The data:

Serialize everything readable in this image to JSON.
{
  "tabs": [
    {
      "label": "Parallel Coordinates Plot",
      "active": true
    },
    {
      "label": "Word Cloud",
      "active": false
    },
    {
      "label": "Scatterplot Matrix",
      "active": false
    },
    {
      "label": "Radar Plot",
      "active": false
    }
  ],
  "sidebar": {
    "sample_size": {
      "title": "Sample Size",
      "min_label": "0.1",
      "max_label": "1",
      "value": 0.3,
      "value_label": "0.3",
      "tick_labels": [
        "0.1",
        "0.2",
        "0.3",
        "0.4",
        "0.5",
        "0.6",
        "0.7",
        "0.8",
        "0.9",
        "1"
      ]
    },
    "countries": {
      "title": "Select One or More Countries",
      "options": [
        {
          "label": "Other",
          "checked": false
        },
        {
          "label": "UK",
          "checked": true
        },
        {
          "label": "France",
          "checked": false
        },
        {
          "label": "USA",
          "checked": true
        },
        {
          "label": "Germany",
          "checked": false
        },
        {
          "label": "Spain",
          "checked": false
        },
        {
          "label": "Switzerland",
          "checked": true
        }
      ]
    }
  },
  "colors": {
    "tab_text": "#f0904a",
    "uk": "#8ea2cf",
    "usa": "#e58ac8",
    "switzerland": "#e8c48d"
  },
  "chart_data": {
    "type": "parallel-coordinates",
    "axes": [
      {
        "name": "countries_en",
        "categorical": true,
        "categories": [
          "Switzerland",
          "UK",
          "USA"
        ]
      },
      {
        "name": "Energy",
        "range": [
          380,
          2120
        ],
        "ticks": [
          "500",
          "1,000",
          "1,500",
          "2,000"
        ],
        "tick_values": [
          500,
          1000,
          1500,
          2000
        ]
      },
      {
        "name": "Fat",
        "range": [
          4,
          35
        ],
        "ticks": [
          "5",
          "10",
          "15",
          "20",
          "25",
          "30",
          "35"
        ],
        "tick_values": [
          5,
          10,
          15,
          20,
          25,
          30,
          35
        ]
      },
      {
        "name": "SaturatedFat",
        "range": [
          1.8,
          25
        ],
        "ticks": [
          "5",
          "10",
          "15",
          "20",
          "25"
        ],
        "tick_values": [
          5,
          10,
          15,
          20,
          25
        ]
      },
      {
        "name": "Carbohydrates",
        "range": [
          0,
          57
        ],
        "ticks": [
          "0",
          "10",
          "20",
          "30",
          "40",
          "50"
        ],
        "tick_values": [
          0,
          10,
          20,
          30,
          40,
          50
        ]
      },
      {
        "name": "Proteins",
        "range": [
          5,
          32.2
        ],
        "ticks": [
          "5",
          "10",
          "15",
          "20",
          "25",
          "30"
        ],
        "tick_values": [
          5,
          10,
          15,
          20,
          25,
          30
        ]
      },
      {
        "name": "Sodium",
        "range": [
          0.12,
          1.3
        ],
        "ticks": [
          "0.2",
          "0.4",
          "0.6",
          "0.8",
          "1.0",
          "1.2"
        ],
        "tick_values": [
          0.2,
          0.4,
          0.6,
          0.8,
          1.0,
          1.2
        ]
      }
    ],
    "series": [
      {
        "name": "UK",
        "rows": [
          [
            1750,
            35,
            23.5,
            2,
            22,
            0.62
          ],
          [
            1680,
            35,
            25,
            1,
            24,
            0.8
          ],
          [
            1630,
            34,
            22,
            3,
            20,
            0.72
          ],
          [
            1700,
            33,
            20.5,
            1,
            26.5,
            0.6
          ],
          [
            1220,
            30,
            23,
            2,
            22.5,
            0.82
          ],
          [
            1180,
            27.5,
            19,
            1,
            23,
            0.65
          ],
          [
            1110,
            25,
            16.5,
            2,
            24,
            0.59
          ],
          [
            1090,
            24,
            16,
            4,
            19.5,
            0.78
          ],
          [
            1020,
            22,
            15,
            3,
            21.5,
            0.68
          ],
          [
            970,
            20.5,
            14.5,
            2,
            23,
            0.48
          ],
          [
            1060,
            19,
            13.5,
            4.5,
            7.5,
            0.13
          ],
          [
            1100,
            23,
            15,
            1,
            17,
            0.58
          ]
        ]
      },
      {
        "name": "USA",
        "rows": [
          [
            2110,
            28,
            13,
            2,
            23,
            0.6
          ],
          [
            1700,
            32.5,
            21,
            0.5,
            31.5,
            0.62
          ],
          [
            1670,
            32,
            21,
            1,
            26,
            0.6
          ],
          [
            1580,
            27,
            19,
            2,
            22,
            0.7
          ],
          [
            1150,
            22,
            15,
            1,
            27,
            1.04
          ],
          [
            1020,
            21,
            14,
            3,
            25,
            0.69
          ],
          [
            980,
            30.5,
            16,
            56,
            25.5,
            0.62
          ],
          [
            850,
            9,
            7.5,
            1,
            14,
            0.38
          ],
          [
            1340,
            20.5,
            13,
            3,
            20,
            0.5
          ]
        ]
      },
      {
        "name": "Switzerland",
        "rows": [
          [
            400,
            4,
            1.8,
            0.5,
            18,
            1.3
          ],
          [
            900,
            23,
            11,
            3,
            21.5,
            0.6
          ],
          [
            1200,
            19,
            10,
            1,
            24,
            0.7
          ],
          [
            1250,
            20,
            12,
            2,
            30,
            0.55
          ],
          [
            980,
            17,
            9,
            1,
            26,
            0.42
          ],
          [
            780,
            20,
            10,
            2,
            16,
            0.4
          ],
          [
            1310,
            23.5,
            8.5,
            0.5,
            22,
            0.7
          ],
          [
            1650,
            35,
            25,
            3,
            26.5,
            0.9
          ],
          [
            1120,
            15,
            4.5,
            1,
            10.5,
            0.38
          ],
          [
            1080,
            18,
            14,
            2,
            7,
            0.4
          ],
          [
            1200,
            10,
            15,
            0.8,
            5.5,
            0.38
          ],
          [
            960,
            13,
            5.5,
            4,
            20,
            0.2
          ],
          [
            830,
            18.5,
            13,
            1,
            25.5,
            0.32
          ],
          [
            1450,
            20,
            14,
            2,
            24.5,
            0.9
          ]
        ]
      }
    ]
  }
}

Exercise instructions:
Output all of the data above without any alteration.

Task response:
Serialize everything readable in this image to JSON.
{
  "tabs": [
    {
      "label": "Parallel Coordinates Plot",
      "active": true
    },
    {
      "label": "Word Cloud",
      "active": false
    },
    {
      "label": "Scatterplot Matrix",
      "active": false
    },
    {
      "label": "Radar Plot",
      "active": false
    }
  ],
  "sidebar": {
    "sample_size": {
      "title": "Sample Size",
      "min_label": "0.1",
      "max_label": "1",
      "value": 0.3,
      "value_label": "0.3",
      "tick_labels": [
        "0.1",
        "0.2",
        "0.3",
        "0.4",
        "0.5",
        "0.6",
        "0.7",
        "0.8",
        "0.9",
        "1"
      ]
    },
    "countries": {
      "title": "Select One or More Countries",
      "options": [
        {
          "label": "Other",
          "checked": false
        },
        {
          "label": "UK",
          "checked": true
        },
        {
          "label": "France",
          "checked": false
        },
        {
          "label": "USA",
          "checked": true
        },
        {
          "label": "Germany",
          "checked": false
        },
        {
          "label": "Spain",
          "checked": false
        },
        {
          "label": "Switzerland",
          "checked": true
        }
      ]
    }
  },
  "colors": {
    "tab_text": "#f0904a",
    "uk": "#8ea2cf",
    "usa": "#e58ac8",
    "switzerland": "#e8c48d"
  },
  "chart_data": {
    "type": "parallel-coordinates",
    "axes": [
      {
        "name": "countries_en",
        "categorical": true,
        "categories": [
          "Switzerland",
          "UK",
          "USA"
        ]
      },
      {
        "name": "Energy",
        "range": [
          380,
          2120
        ],
        "ticks": [
          "500",
          "1,000",
          "1,500",
          "2,000"
        ],
        "tick_values": [
          500,
          1000,
          1500,
          2000
        ]
      },
      {
        "name": "Fat",
        "range": [
          4,
          35
        ],
        "ticks": [
          "5",
          "10",
          "15",
          "20",
          "25",
          "30",
          "35"
        ],
        "tick_values": [
          5,
          10,
          15,
          20,
          25,
          30,
          35
        ]
      },
      {
        "name": "SaturatedFat",
        "range": [
          1.8,
          25
        ],
        "ticks": [
          "5",
          "10",
          "15",
          "20",
          "25"
        ],
        "tick_values": [
          5,
          10,
          15,
          20,
          25
        ]
      },
      {
        "name": "Carbohydrates",
        "range": [
          0,
          57
        ],
        "ticks": [
          "0",
          "10",
          "20",
          "30",
          "40",
          "50"
        ],
        "tick_values": [
          0,
          10,
          20,
          30,
          40,
          50
        ]
      },
      {
        "name": "Proteins",
        "range": [
          5,
          32.2
        ],
        "ticks": [
          "5",
          "10",
          "15",
          "20",
          "25",
          "30"
        ],
        "tick_values": [
          5,
          10,
          15,
          20,
          25,
          30
        ]
      },
      {
        "name": "Sodium",
        "range": [
          0.12,
          1.3
        ],
        "ticks": [
          "0.2",
          "0.4",
          "0.6",
          "0.8",
          "1.0",
          "1.2"
        ],
        "tick_values": [
          0.2,
          0.4,
          0.6,
          0.8,
          1.0,
          1.2
        ]
      }
    ],
    "series": [
      {
        "name": "UK",
        "rows": [
          [
            1750,
            35,
            23.5,
            2,
            22,
            0.62
          ],
          [
            1680,
            35,
            25,
            1,
            24,
            0.8
          ],
          [
            1630,
            34,
            22,
            3,
            20,
            0.72
          ],
          [
            1700,
            33,
            20.5,
            1,
            26.5,
            0.6
          ],
          [
            1220,
            30,
            23,
            2,
            22.5,
            0.82
          ],
          [
            1180,
            27.5,
            19,
            1,
            23,
            0.65
          ],
          [
            1110,
            25,
            16.5,
            2,
            24,
            0.59
          ],
          [
            1090,
            24,
            16,
            4,
            19.5,
            0.78
          ],
          [
            1020,
            22,
            15,
            3,
            21.5,
            0.68
          ],
          [
            970,
            20.5,
            14.5,
            2,
            23,
            0.48
          ],
          [
            1060,
            19,
            13.5,
            4.5,
            7.5,
            0.13
          ],
          [
            1100,
            23,
            15,
            1,
            17,
            0.58
          ]
        ]
      },
      {
        "name": "USA",
        "rows": [
          [
            2110,
            28,
            13,
            2,
            23,
            0.6
          ],
          [
            1700,
            32.5,
            21,
            0.5,
            31.5,
            0.62
          ],
          [
            1670,
            32,
            21,
            1,
            26,
            0.6
          ],
          [
            1580,
            27,
            19,
            2,
            22,
            0.7
          ],
          [
            1150,
            22,
            15,
            1,
            27,
            1.04
          ],
          [
            1020,
            21,
            14,
            3,
            25,
            0.69
          ],
          [
            980,
            30.5,
            16,
            56,
            25.5,
            0.62
          ],
          [
            850,
            9,
            7.5,
            1,
            14,
            0.38
          ],
          [
            1340,
            20.5,
            13,
            3,
            20,
            0.5
          ]
        ]
      },
      {
        "name": "Switzerland",
        "rows": [
          [
            400,
            4,
            1.8,
            0.5,
            18,
            1.3
          ],
          [
            900,
            23,
            11,
            3,
            21.5,
            0.6
          ],
          [
            1200,
            19,
            10,
            1,
            24,
            0.7
          ],
          [
            1250,
            20,
            12,
            2,
            30,
            0.55
          ],
          [
            980,
            17,
            9,
            1,
            26,
            0.42
          ],
          [
            780,
            20,
            10,
            2,
            16,
            0.4
          ],
          [
            1310,
            23.5,
            8.5,
            0.5,
            22,
            0.7
          ],
          [
            1650,
            35,
            25,
            3,
            26.5,
            0.9
          ],
          [
            1120,
            15,
            4.5,
            1,
            10.5,
            0.38
          ],
          [
            1080,
            18,
            14,
            2,
            7,
            0.4
          ],
          [
            1200,
            10,
            15,
            0.8,
            5.5,
            0.38
          ],
          [
            960,
            13,
            5.5,
            4,
            20,
            0.2
          ],
          [
            830,
            18.5,
            13,
            1,
            25.5,
            0.32
          ],
          [
            1450,
            20,
            14,
            2,
            24.5,
            0.9
          ]
        ]
      }
    ]
  }
}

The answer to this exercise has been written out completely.